> _TASK PROMPT_
Restate the full set of records exactly, without adding or dropping a word.

> _RECORDS FOR THE TASK_
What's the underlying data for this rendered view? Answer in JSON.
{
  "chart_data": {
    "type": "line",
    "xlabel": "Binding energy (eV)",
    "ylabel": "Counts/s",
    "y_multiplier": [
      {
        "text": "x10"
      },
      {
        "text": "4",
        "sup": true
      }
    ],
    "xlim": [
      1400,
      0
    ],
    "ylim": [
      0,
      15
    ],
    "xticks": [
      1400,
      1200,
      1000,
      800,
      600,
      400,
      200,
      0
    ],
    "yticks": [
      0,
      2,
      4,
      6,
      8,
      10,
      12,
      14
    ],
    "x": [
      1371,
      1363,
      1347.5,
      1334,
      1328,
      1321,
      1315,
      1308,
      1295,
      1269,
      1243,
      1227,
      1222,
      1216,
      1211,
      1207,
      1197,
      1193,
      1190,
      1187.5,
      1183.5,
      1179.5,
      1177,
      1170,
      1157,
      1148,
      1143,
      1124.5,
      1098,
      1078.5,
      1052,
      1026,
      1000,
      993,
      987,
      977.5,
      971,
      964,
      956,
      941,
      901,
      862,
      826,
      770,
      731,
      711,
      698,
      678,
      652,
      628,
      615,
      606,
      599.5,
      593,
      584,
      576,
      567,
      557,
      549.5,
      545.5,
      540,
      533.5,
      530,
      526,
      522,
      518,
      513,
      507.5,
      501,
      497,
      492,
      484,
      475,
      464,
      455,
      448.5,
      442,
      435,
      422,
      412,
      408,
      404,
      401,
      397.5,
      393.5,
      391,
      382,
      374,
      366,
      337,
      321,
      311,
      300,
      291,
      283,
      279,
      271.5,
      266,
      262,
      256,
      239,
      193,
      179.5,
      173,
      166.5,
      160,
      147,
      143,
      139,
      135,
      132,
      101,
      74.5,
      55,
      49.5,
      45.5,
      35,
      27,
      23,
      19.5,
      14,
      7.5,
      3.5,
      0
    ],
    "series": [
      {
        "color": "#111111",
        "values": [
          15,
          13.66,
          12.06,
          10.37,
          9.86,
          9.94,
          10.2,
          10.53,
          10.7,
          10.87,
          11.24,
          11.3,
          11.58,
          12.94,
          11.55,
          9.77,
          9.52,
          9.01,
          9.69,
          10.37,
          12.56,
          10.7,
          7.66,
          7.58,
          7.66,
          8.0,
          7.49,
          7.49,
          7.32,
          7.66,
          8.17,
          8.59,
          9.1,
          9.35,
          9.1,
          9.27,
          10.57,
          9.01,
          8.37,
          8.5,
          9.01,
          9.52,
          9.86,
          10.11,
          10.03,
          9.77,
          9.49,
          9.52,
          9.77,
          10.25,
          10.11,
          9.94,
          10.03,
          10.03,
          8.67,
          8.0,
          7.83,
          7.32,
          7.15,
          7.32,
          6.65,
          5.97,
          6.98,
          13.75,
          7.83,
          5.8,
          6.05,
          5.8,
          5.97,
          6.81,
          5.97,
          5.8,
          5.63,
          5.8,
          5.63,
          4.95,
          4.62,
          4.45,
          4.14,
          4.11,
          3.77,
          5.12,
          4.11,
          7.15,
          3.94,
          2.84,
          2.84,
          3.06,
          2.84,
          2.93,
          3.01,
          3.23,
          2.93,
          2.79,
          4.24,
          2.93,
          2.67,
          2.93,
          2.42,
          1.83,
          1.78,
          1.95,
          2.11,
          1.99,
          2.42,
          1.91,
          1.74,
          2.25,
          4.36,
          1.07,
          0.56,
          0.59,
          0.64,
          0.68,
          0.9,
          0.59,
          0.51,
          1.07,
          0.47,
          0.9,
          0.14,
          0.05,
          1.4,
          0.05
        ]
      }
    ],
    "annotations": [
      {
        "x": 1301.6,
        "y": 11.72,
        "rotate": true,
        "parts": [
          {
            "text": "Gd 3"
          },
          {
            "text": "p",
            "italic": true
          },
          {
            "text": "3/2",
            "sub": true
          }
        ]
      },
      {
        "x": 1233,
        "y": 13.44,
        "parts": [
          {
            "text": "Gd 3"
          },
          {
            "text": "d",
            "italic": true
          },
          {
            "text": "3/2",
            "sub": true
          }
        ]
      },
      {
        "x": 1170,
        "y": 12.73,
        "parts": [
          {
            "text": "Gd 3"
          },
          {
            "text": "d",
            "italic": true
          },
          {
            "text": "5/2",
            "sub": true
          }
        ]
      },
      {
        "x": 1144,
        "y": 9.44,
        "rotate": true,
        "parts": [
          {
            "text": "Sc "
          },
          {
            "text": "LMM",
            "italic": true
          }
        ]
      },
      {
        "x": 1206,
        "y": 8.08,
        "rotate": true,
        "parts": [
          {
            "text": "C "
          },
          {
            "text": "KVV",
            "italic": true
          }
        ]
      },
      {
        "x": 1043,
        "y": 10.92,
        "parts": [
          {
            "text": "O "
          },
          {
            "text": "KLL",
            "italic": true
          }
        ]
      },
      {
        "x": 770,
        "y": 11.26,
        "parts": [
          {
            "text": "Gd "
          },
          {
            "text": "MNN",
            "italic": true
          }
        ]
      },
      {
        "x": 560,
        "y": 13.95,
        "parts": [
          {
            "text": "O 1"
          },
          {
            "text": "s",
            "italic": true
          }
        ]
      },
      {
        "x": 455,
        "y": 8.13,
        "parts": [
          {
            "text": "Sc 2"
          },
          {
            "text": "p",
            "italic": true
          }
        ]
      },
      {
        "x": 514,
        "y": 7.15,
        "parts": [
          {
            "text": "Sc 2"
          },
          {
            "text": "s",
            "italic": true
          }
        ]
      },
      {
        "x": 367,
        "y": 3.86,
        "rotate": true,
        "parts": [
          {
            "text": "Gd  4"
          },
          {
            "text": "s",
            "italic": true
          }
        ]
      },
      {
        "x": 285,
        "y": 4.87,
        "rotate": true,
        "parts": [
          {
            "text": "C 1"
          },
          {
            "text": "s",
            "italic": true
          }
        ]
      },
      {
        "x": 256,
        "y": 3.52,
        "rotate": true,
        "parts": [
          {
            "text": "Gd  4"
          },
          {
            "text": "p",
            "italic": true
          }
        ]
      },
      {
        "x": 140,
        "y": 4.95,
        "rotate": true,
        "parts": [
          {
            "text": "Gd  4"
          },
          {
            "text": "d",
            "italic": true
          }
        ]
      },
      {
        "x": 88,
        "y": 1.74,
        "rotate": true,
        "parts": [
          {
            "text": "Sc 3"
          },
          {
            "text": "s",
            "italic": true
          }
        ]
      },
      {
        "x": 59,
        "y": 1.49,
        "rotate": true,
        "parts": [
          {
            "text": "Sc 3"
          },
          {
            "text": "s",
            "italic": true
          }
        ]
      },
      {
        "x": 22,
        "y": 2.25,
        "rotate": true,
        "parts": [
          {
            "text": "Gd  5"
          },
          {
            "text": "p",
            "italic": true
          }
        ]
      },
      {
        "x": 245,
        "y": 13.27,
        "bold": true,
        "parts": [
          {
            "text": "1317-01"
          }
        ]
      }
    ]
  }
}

> _THE RESULT_
What's the underlying data for this rendered view? Answer in JSON.
{
  "chart_data": {
    "type": "line",
    "xlabel": "Binding energy (eV)",
    "ylabel": "Counts/s",
    "y_multiplier": [
      {
        "text": "x10"
      },
      {
        "text": "4",
        "sup": true
      }
    ],
    "xlim": [
      1400,
      0
    ],
    "ylim": [
      0,
      15
    ],
    "xticks": [
      1400,
      1200,
      1000,
      800,
      600,
      400,
      200,
      0
    ],
    "yticks": [
      0,
      2,
      4,
      6,
      8,
      10,
      12,
      14
    ],
    "x": [
      1371,
      1363,
      1347.5,
      1334,
      1328,
      1321,
      1315,
      1308,
      1295,
      1269,
      1243,
      1227,
      1222,
      1216,
      1211,
      1207,
      1197,
      1193,
      1190,
      1187.5,
      1183.5,
      1179.5,
      1177,
      1170,
      1157,
      1148,
      1143,
      1124.5,
      1098,
      1078.5,
      1052,
      1026,
      1000,
      993,
      987,
      977.5,
      971,
      964,
      956,
      941,
      901,
      862,
      826,
      770,
      731,
      711,
      698,
      678,
      652,
      628,
      615,
      606,
      599.5,
      593,
      584,
      576,
      567,
      557,
      549.5,
      545.5,
      540,
      533.5,
      530,
      526,
      522,
      518,
      513,
      507.5,
      501,
      497,
      492,
      484,
      475,
      464,
      455,
      448.5,
      442,
      435,
      422,
      412,
      408,
      404,
      401,
      397.5,
      393.5,
      391,
      382,
      374,
      366,
      337,
      321,
      311,
      300,
      291,
      283,
      279,
      271.5,
      266,
      262,
      256,
      239,
      193,
      179.5,
      173,
      166.5,
      160,
      147,
      143,
      139,
      135,
      132,
      101,
      74.5,
      55,
      49.5,
      45.5,
      35,
      27,
      23,
      19.5,
      14,
      7.5,
      3.5,
      0
    ],
    "series": [
      {
        "color": "#111111",
        "values": [
          15,
          13.66,
          12.06,
          10.37,
          9.86,
          9.94,
          10.2,
          10.53,
          10.7,
          10.87,
          11.24,
          11.3,
          11.58,
          12.94,
          11.55,
          9.77,
          9.52,
          9.01,
          9.69,
          10.37,
          12.56,
          10.7,
          7.66,
          7.58,
          7.66,
          8.0,
          7.49,
          7.49,
          7.32,
          7.66,
          8.17,
          8.59,
          9.1,
          9.35,
          9.1,
          9.27,
          10.57,
          9.01,
          8.37,
          8.5,
          9.01,
          9.52,
          9.86,
          10.11,
          10.03,
          9.77,
          9.49,
          9.52,
          9.77,
          10.25,
          10.11,
          9.94,
          10.03,
          10.03,
          8.67,
          8.0,
          7.83,
          7.32,
          7.15,
          7.32,
          6.65,
          5.97,
          6.98,
          13.75,
          7.83,
          5.8,
          6.05,
          5.8,
          5.97,
          6.81,
          5.97,
          5.8,
          5.63,
          5.8,
          5.63,
          4.95,
          4.62,
          4.45,
          4.14,
          4.11,
          3.77,
          5.12,
          4.11,
          7.15,
          3.94,
          2.84,
          2.84,
          3.06,
          2.84,
          2.93,
          3.01,
          3.23,
          2.93,
          2.79,
          4.24,
          2.93,
          2.67,
          2.93,
          2.42,
          1.83,
          1.78,
          1.95,
          2.11,
          1.99,
          2.42,
          1.91,
          1.74,
          2.25,
          4.36,
          1.07,
          0.56,
          0.59,
          0.64,
          0.68,
          0.9,
          0.59,
          0.51,
          1.07,
          0.47,
          0.9,
          0.14,
          0.05,
          1.4,
          0.05
        ]
      }
    ],
    "annotations": [
      {
        "x": 1301.6,
        "y": 11.72,
        "rotate": true,
        "parts": [
          {
            "text": "Gd 3"
          },
          {
            "text": "p",
            "italic": true
          },
          {
            "text": "3/2",
            "sub": true
          }
        ]
      },
      {
        "x": 1233,
        "y": 13.44,
        "parts": [
          {
            "text": "Gd 3"
          },
          {
            "text": "d",
            "italic": true
          },
          {
            "text": "3/2",
            "sub": true
          }
        ]
      },
      {
        "x": 1170,
        "y": 12.73,
        "parts": [
          {
            "text": "Gd 3"
          },
          {
            "text": "d",
            "italic": true
          },
          {
            "text": "5/2",
            "sub": true
          }
        ]
      },
      {
        "x": 1144,
        "y": 9.44,
        "rotate": true,
        "parts": [
          {
            "text": "Sc "
          },
          {
            "text": "LMM",
            "italic": true
          }
        ]
      },
      {
        "x": 1206,
        "y": 8.08,
        "rotate": true,
        "parts": [
          {
            "text": "C "
          },
          {
            "text": "KVV",
            "italic": true
          }
        ]
      },
      {
        "x": 1043,
        "y": 10.92,
        "parts": [
          {
            "text": "O "
          },
          {
            "text": "KLL",
            "italic": true
          }
        ]
      },
      {
        "x": 770,
        "y": 11.26,
        "parts": [
          {
            "text": "Gd "
          },
          {
            "text": "MNN",
            "italic": true
          }
        ]
      },
      {
        "x": 560,
        "y": 13.95,
        "parts": [
          {
            "text": "O 1"
          },
          {
            "text": "s",
            "italic": true
          }
        ]
      },
      {
        "x": 455,
        "y": 8.13,
        "parts": [
          {
            "text": "Sc 2"
          },
          {
            "text": "p",
            "italic": true
          }
        ]
      },
      {
        "x": 514,
        "y": 7.15,
        "parts": [
          {
            "text": "Sc 2"
          },
          {
            "text": "s",
            "italic": true
          }
        ]
      },
      {
        "x": 367,
        "y": 3.86,
        "rotate": true,
        "parts": [
          {
            "text": "Gd  4"
          },
          {
            "text": "s",
            "italic": true
          }
        ]
      },
      {
        "x": 285,
        "y": 4.87,
        "rotate": true,
        "parts": [
          {
            "text": "C 1"
          },
          {
            "text": "s",
            "italic": true
          }
        ]
      },
      {
        "x": 256,
        "y": 3.52,
        "rotate": true,
        "parts": [
          {
            "text": "Gd  4"
          },
          {
            "text": "p",
            "italic": true
          }
        ]
      },
      {
        "x": 140,
        "y": 4.95,
        "rotate": true,
        "parts": [
          {
            "text": "Gd  4"
          },
          {
            "text": "d",
            "italic": true
          }
        ]
      },
      {
        "x": 88,
        "y": 1.74,
        "rotate": true,
        "parts": [
          {
            "text": "Sc 3"
          },
          {
            "text": "s",
            "italic": true
          }
        ]
      },
      {
        "x": 59,
        "y": 1.49,
        "rotate": true,
        "parts": [
          {
            "text": "Sc 3"
          },
          {
            "text": "s",
            "italic": true
          }
        ]
      },
      {
        "x": 22,
        "y": 2.25,
        "rotate": true,
        "parts": [
          {
            "text": "Gd  5"
          },
          {
            "text": "p",
            "italic": true
          }
        ]
      },
      {
        "x": 245,
        "y": 13.27,
        "bold": true,
        "parts": [
          {
            "text": "1317-01"
          }
        ]
      }
    ]
  }
}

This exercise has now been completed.